### TEXT EXCERPT

The AVPA has responded to Ofcom’s consultation on “Protecting children from harms online“.

The Association has highlighted the risks arising from:

  1. Not defining clearly what level of accuracy is required of “Highly Effective Age Assurance” and
  2. Not requiring any attempt as age assurance to enforce mimimum ages in terms of service, and as required under GDPR, for children to open social media accounts, despite very clear commitments to this given repeatedly by Ministers to Parliament.

Our full response is below:

1. We note the guidance has not yet defined HEAA and refer back to our suggestion made in response to the illegal harms consultation that it could be phrased as follows:

“Highly effective age assurance systems must demonstrate that their certified expected outcomes are such that more than 95% of children under 18 are prevented from accessing primary priority content, and more than 99% of children under 16 are prevented.”

We believe this is consistent with the Act:

Safety duties protecting children: interpretation

“provider is only entitled to conclude that it is not possible for children to access a service, or a part of it, if age verification or age estimation is used on the service with the result that children are not normally able to access the service or that part of it.”

In the absence of a clear definition by Ofcom, we will need to define Highly Effective Age Assurance ourselves, through industry standards and certification schemes. We will include as part of that development process, the outcome of the investigation into the application of facial age estimation, where Ofcom is considering whether or not the reduction in the test age from 23 to 20 may have resulted in a failure to meet Ofcom’s requirements (under the interim Video Sharing Platform regime) to “effectively protect under-18s from pornographic material”. We are assuming in doing so that the standard being applied for VSPs is intended to be the same as will be expected for HEAA.

In the absence of numerically specific guidance as to what meets the requirement for HEAA, it is impossible for platforms to know at which level of assurance to set their solutions. This lack of clarity is in fact a deterrent for others to act, ahead of any clarity as to the definition for HEAA.

It will emerge what is and is not sufficient to count as “highly effective”, based on adjudications of complaints and investigations. But in the absence of metrics, there will be a race to the bottom; less scrupulous platforms will document that preventing 70% of users who are under age from being exposed to primary priority harms is highly effective in their opinion. Ofcom may challenge that. The courts will struggle to determine that 70% is not sufficient if Ofcom cannot say what figure would be sufficient.

######
### MATERIAL SHOWN

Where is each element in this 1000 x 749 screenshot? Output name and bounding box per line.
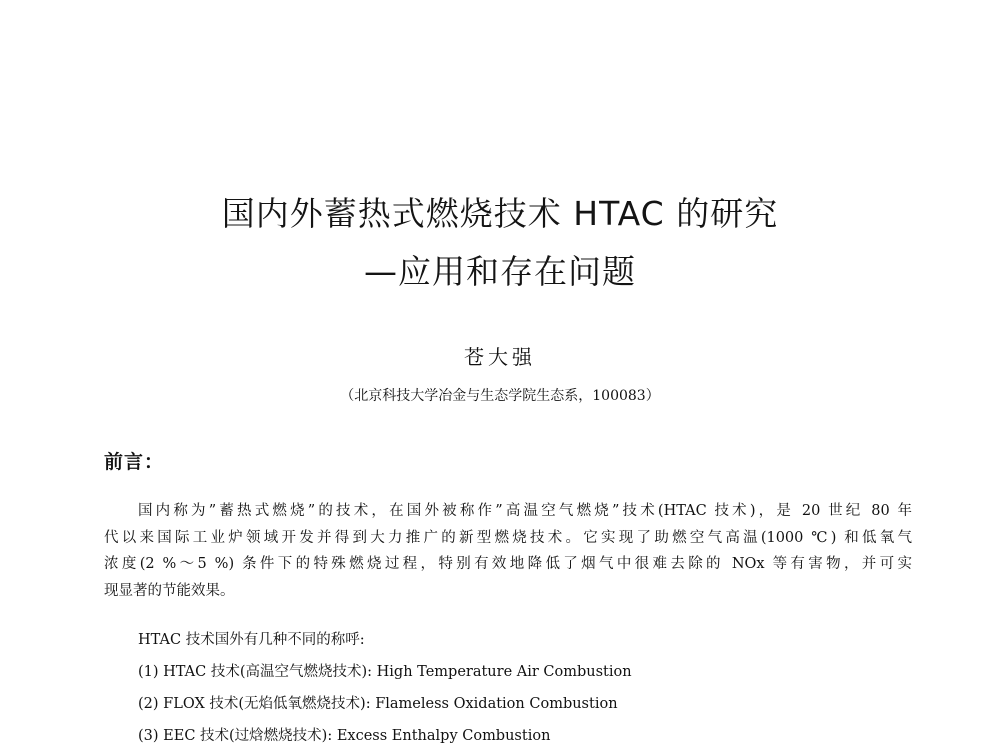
author-affiliation: （北京科技大学冶金与生态学院生态系，100083） (340, 388, 660, 404)
paragraph-line: 现显著的节能效果。 (104, 582, 235, 599)
paragraph-line: 代以来国际工业炉领域开发并得到大力推广的新型燃烧技术。它实现了助燃空气高温(1000 ℃) 和低氧气 (104, 529, 912, 546)
paragraph-line: 国内称为”蓄热式燃烧”的技术，在国外被称作”高温空气燃烧”技术(HTAC 技术)，是 20 世纪 80 年 (138, 503, 912, 519)
list-item: (1) HTAC 技术(高温空气燃烧技术): High Temperature Air Combustion (138, 664, 632, 680)
author-name: 苍大强 (464, 345, 536, 369)
paper-title-line-2: —应用和存在问题 (364, 252, 636, 291)
list-item: (2) FLOX 技术(无焰低氧燃烧技术): Flameless Oxidation Combustion (138, 696, 618, 712)
intro-paragraph (104, 498, 912, 604)
list-item: (3) EEC 技术(过焓燃烧技术): Excess Enthalpy Combustion (138, 728, 551, 744)
names-intro: HTAC 技术国外有几种不同的称呼: (138, 632, 365, 648)
section-heading: 前言： (104, 451, 165, 473)
paper-title-line-1: 国内外蓄热式燃烧技术 HTAC 的研究 (221, 194, 779, 233)
paragraph-line: 浓度(2 %～5 %) 条件下的特殊燃烧过程，特别有效地降低了烟气中很难去除的 NOx 等有害物，并可实 (104, 556, 912, 573)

######

### EXERCISES
- A) Reproduce the passage of the age assurance text between "The AVPA has" and "Ministers to Parliament.", inclusive.
- B) Write what comes next in the AVPA's response to Ofcom on age assurance, picking up after its final sentence.

### ANSWERS TO THE TASKS
- A)
The AVPA has responded to Ofcom’s consultation on “Protecting children from harms online“.

The Association has highlighted the risks arising from:

  1. Not defining clearly what level of accuracy is required of “Highly Effective Age Assurance” and
  2. Not requiring any attempt as age assurance to enforce mimimum ages in terms of service, and as required under GDPR, for children to open social media accounts, despite very clear commitments to this given repeatedly by Ministers to Parliament.

- B)
And without some attempt to assure age at 13, which we address below at Q31, there will be little or no impact when Ofcom repeats its surveys of the age at which children are being considered adults online because they first opened a social media account by lying about their age, and platforms have computed when they turn 18 based on that misleading data point.

Minimum Age under terms of service
The proposed regulations abandon any attempt to enforce the minimum age required by a platform’s terms of service, or, in cooperation with the ICO, the age of digital consent. These are clear statutory requirements which Parliament expects, not least because the Minister promised it, Ofcom and the ICO to enforce.

On the 29th November 2022, the then Secretary of State announced changes to the Online Safety Bill:
“The Bill’s key objective, above everything else, is the safety of young people online. Not only will we preserve the existing protections, I will table a number of amendments that go further to strengthen the existing protections for children in the Bill to:
• make clearer the existing expectations of platforms in understanding the age of their users and, where platforms specify a minimum age for users, require them to clearly explain in their terms of service the measures they use to enforce this and if they fail to adhere to these measures, Ofcom will be able to act.”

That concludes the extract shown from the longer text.